:: ENTRIES PROVIDED

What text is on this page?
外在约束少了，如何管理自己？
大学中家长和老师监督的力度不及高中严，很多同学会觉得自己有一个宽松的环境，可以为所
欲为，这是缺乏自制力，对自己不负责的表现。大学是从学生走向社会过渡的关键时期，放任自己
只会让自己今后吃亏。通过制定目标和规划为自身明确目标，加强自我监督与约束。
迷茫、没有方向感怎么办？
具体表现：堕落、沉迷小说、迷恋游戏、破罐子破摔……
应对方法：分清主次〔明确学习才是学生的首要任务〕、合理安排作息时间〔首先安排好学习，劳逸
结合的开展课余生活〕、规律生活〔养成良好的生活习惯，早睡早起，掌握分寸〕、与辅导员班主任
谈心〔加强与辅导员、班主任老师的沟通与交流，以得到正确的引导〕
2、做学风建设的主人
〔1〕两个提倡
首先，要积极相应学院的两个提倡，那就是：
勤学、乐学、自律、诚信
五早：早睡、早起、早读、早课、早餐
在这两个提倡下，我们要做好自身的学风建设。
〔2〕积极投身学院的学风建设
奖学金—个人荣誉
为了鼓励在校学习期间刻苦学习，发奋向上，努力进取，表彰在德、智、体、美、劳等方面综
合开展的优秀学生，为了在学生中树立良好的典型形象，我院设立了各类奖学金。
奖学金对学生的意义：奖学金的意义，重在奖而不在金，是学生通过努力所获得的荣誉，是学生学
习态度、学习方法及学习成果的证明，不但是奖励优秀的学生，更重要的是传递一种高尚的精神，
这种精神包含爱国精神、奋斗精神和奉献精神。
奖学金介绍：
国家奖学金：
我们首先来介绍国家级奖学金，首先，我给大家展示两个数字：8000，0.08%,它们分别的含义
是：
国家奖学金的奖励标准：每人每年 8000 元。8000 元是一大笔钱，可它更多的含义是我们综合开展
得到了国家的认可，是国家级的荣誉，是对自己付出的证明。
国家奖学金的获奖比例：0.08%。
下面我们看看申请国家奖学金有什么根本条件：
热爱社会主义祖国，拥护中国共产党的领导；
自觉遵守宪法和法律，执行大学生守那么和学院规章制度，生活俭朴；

::::

— WHAT TO WORK ON —
Each line above must be printed exactly as it appears.

— EXERCISE ANSWER —
What text is on this page?
外在约束少了，如何管理自己？
大学中家长和老师监督的力度不及高中严，很多同学会觉得自己有一个宽松的环境，可以为所
欲为，这是缺乏自制力，对自己不负责的表现。大学是从学生走向社会过渡的关键时期，放任自己
只会让自己今后吃亏。通过制定目标和规划为自身明确目标，加强自我监督与约束。
迷茫、没有方向感怎么办？
具体表现：堕落、沉迷小说、迷恋游戏、破罐子破摔……
应对方法：分清主次〔明确学习才是学生的首要任务〕、合理安排作息时间〔首先安排好学习，劳逸
结合的开展课余生活〕、规律生活〔养成良好的生活习惯，早睡早起，掌握分寸〕、与辅导员班主任
谈心〔加强与辅导员、班主任老师的沟通与交流，以得到正确的引导〕
2、做学风建设的主人
〔1〕两个提倡
首先，要积极相应学院的两个提倡，那就是：
勤学、乐学、自律、诚信
五早：早睡、早起、早读、早课、早餐
在这两个提倡下，我们要做好自身的学风建设。
〔2〕积极投身学院的学风建设
奖学金—个人荣誉
为了鼓励在校学习期间刻苦学习，发奋向上，努力进取，表彰在德、智、体、美、劳等方面综
合开展的优秀学生，为了在学生中树立良好的典型形象，我院设立了各类奖学金。
奖学金对学生的意义：奖学金的意义，重在奖而不在金，是学生通过努力所获得的荣誉，是学生学
习态度、学习方法及学习成果的证明，不但是奖励优秀的学生，更重要的是传递一种高尚的精神，
这种精神包含爱国精神、奋斗精神和奉献精神。
奖学金介绍：
国家奖学金：
我们首先来介绍国家级奖学金，首先，我给大家展示两个数字：8000，0.08%,它们分别的含义
是：
国家奖学金的奖励标准：每人每年 8000 元。8000 元是一大笔钱，可它更多的含义是我们综合开展
得到了国家的认可，是国家级的荣誉，是对自己付出的证明。
国家奖学金的获奖比例：0.08%。
下面我们看看申请国家奖学金有什么根本条件：
热爱社会主义祖国，拥护中国共产党的领导；
自觉遵守宪法和法律，执行大学生守那么和学院规章制度，生活俭朴；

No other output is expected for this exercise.